Goal: Leave out the pictures and copy the remaining records exactly.

Record excerpts:
# # # # # # #

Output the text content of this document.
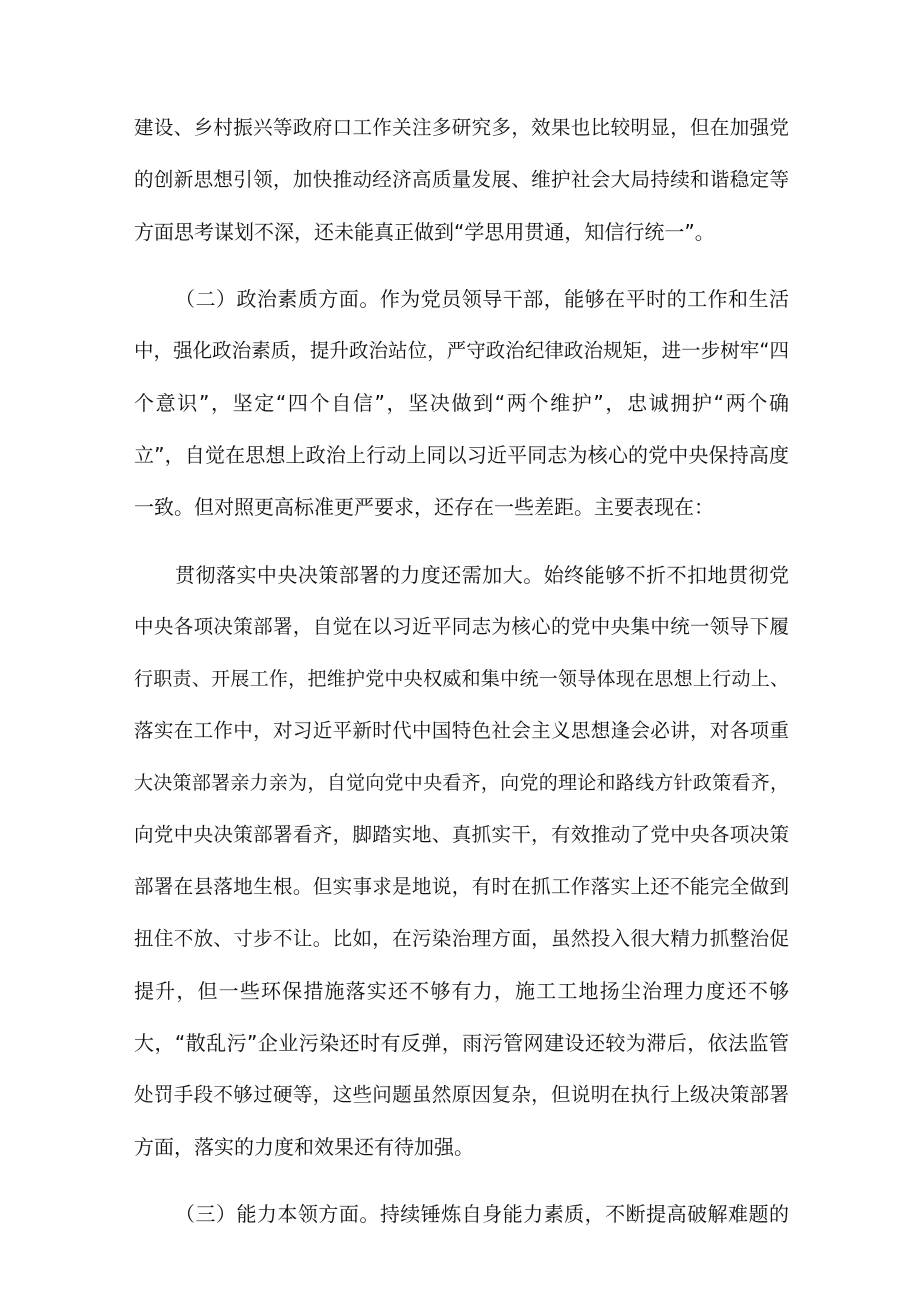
建设、乡村振兴等政府口工作关注多研究多，效果也比较明显，但在加强党

的创新思想引领，加快推动经济高质量发展、维护社会大局持续和谐稳定等

方面思考谋划不深，还未能真正做到“学思用贯通，知信行统一”。

（二）政治素质方面。作为党员领导干部，能够在平时的工作和生活

中，强化政治素质，提升政治站位，严守政治纪律政治规矩，进一步树牢“四

个意识”，坚定“四个自信”，坚决做到“两个维护”，忠诚拥护“两个确

立”，自觉在思想上政治上行动上同以习近平同志为核心的党中央保持高度

一致。但对照更高标准更严要求，还存在一些差距。主要表现在：

贯彻落实中央决策部署的力度还需加大。始终能够不折不扣地贯彻党

中央各项决策部署，自觉在以习近平同志为核心的党中央集中统一领导下履

行职责、开展工作，把维护党中央权威和集中统一领导体现在思想上行动上、

落实在工作中，对习近平新时代中国特色社会主义思想逢会必讲，对各项重

大决策部署亲力亲为，自觉向党中央看齐，向党的理论和路线方针政策看齐，

向党中央决策部署看齐，脚踏实地、真抓实干，有效推动了党中央各项决策

部署在县落地生根。但实事求是地说，有时在抓工作落实上还不能完全做到

扭住不放、寸步不让。比如，在污染治理方面，虽然投入很大精力抓整治促

提升，但一些环保措施落实还不够有力，施工工地扬尘治理力度还不够

大，“散乱污”企业污染还时有反弹，雨污管网建设还较为滞后，依法监管

处罚手段不够过硬等，这些问题虽然原因复杂，但说明在执行上级决策部署

方面，落实的力度和效果还有待加强。

（三）能力本领方面。持续锤炼自身能力素质，不断提高破解难题的
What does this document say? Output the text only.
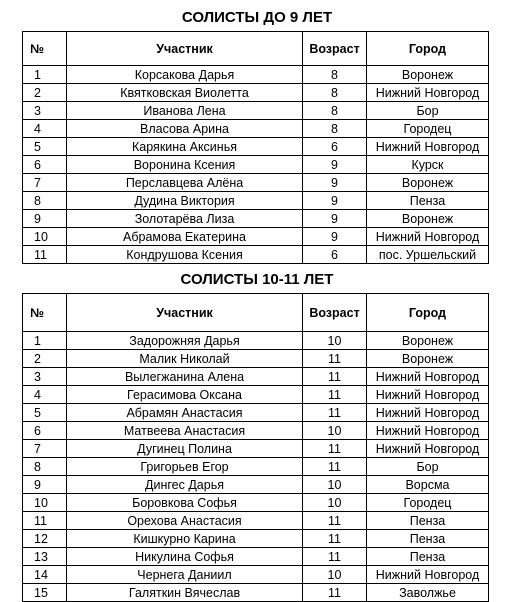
СОЛИСТЫ ДО 9 ЛЕТ
№	Участник	Возраст	Город
1	Корсакова Дарья	8	Воронеж
2	Квятковская Виолетта	8	Нижний Новгород
3	Иванова Лена	8	Бор
4	Власова Арина	8	Городец
5	Карякина Аксинья	6	Нижний Новгород
6	Воронина Ксения	9	Курск
7	Перславцева Алёна	9	Воронеж
8	Дудина Виктория	9	Пенза
9	Золотарёва Лиза	9	Воронеж
10	Абрамова Екатерина	9	Нижний Новгород
11	Кондрушова Ксения	6	пос. Уршельский
СОЛИСТЫ 10-11 ЛЕТ
№	Участник	Возраст	Город
1	Задорожняя Дарья	10	Воронеж
2	Малик Николай	11	Воронеж
3	Вылегжанина Алена	11	Нижний Новгород
4	Герасимова Оксана	11	Нижний Новгород
5	Абрамян Анастасия	11	Нижний Новгород
6	Матвеева Анастасия	10	Нижний Новгород
7	Дугинец Полина	11	Нижний Новгород
8	Григорьев Егор	11	Бор
9	Дингес Дарья	10	Ворсма
10	Боровкова Софья	10	Городец
11	Орехова Анастасия	11	Пенза
12	Кишкурно Карина	11	Пенза
13	Никулина Софья	11	Пенза
14	Чернега Даниил	10	Нижний Новгород
15	Галяткин Вячеслав	11	Заволжье
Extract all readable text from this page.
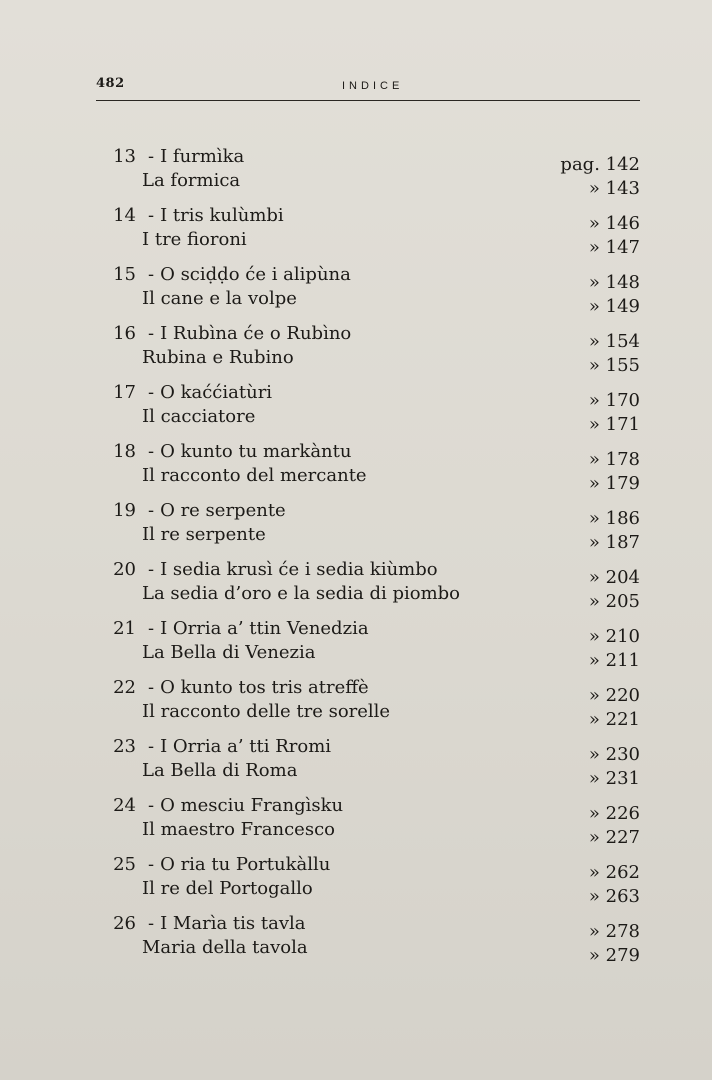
482	INDICE
13 - I furmìka
La formica
pag. 142
» 143
14 - I tris kulùmbi
I tre fioroni
» 146
» 147
15 - O sciḍḍo će i alipùna
Il cane e la volpe
» 148
» 149
16 - I Rubìna će o Rubìno
Rubina e Rubino
» 154
» 155
17 - O kaććiatùri
Il cacciatore
» 170
» 171
18 - O kunto tu markàntu
Il racconto del mercante
» 178
» 179
19 - O re serpente
Il re serpente
» 186
» 187
20 - I sedia krusì će i sedia kiùmbo
La sedia d’oro e la sedia di piombo
» 204
» 205
21 - I Orria a’ ttin Venedzia
La Bella di Venezia
» 210
» 211
22 - O kunto tos tris atreffè
Il racconto delle tre sorelle
» 220
» 221
23 - I Orria a’ tti Rromi
La Bella di Roma
» 230
» 231
24 - O mesciu Frangìsku
Il maestro Francesco
» 226
» 227
25 - O ria tu Portukàllu
Il re del Portogallo
» 262
» 263
26 - I Marìa tis tavla
Maria della tavola
» 278
» 279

# # # # # # #

Problem solution:
Output the text content of this document.
建设、乡村振兴等政府口工作关注多研究多，效果也比较明显，但在加强党

的创新思想引领，加快推动经济高质量发展、维护社会大局持续和谐稳定等

方面思考谋划不深，还未能真正做到“学思用贯通，知信行统一”。

（二）政治素质方面。作为党员领导干部，能够在平时的工作和生活

中，强化政治素质，提升政治站位，严守政治纪律政治规矩，进一步树牢“四

个意识”，坚定“四个自信”，坚决做到“两个维护”，忠诚拥护“两个确

立”，自觉在思想上政治上行动上同以习近平同志为核心的党中央保持高度

一致。但对照更高标准更严要求，还存在一些差距。主要表现在：

贯彻落实中央决策部署的力度还需加大。始终能够不折不扣地贯彻党

中央各项决策部署，自觉在以习近平同志为核心的党中央集中统一领导下履

行职责、开展工作，把维护党中央权威和集中统一领导体现在思想上行动上、

落实在工作中，对习近平新时代中国特色社会主义思想逢会必讲，对各项重

大决策部署亲力亲为，自觉向党中央看齐，向党的理论和路线方针政策看齐，

向党中央决策部署看齐，脚踏实地、真抓实干，有效推动了党中央各项决策

部署在县落地生根。但实事求是地说，有时在抓工作落实上还不能完全做到

扭住不放、寸步不让。比如，在污染治理方面，虽然投入很大精力抓整治促

提升，但一些环保措施落实还不够有力，施工工地扬尘治理力度还不够

大，“散乱污”企业污染还时有反弹，雨污管网建设还较为滞后，依法监管

处罚手段不够过硬等，这些问题虽然原因复杂，但说明在执行上级决策部署

方面，落实的力度和效果还有待加强。

（三）能力本领方面。持续锤炼自身能力素质，不断提高破解难题的
What does this document say? Output the text only.
СОЛИСТЫ ДО 9 ЛЕТ
№	Участник	Возраст	Город
1	Корсакова Дарья	8	Воронеж
2	Квятковская Виолетта	8	Нижний Новгород
3	Иванова Лена	8	Бор
4	Власова Арина	8	Городец
5	Карякина Аксинья	6	Нижний Новгород
6	Воронина Ксения	9	Курск
7	Перславцева Алёна	9	Воронеж
8	Дудина Виктория	9	Пенза
9	Золотарёва Лиза	9	Воронеж
10	Абрамова Екатерина	9	Нижний Новгород
11	Кондрушова Ксения	6	пос. Уршельский
СОЛИСТЫ 10-11 ЛЕТ
№	Участник	Возраст	Город
1	Задорожняя Дарья	10	Воронеж
2	Малик Николай	11	Воронеж
3	Вылегжанина Алена	11	Нижний Новгород
4	Герасимова Оксана	11	Нижний Новгород
5	Абрамян Анастасия	11	Нижний Новгород
6	Матвеева Анастасия	10	Нижний Новгород
7	Дугинец Полина	11	Нижний Новгород
8	Григорьев Егор	11	Бор
9	Дингес Дарья	10	Ворсма
10	Боровкова Софья	10	Городец
11	Орехова Анастасия	11	Пенза
12	Кишкурно Карина	11	Пенза
13	Никулина Софья	11	Пенза
14	Чернега Даниил	10	Нижний Новгород
15	Галяткин Вячеслав	11	Заволжье
Extract all readable text from this page.
482	INDICE
13 - I furmìka
La formica
pag. 142
» 143
14 - I tris kulùmbi
I tre fioroni
» 146
» 147
15 - O sciḍḍo će i alipùna
Il cane e la volpe
» 148
» 149
16 - I Rubìna će o Rubìno
Rubina e Rubino
» 154
» 155
17 - O kaććiatùri
Il cacciatore
» 170
» 171
18 - O kunto tu markàntu
Il racconto del mercante
» 178
» 179
19 - O re serpente
Il re serpente
» 186
» 187
20 - I sedia krusì će i sedia kiùmbo
La sedia d’oro e la sedia di piombo
» 204
» 205
21 - I Orria a’ ttin Venedzia
La Bella di Venezia
» 210
» 211
22 - O kunto tos tris atreffè
Il racconto delle tre sorelle
» 220
» 221
23 - I Orria a’ tti Rromi
La Bella di Roma
» 230
» 231
24 - O mesciu Frangìsku
Il maestro Francesco
» 226
» 227
25 - O ria tu Portukàllu
Il re del Portogallo
» 262
» 263
26 - I Marìa tis tavla
Maria della tavola
» 278
» 279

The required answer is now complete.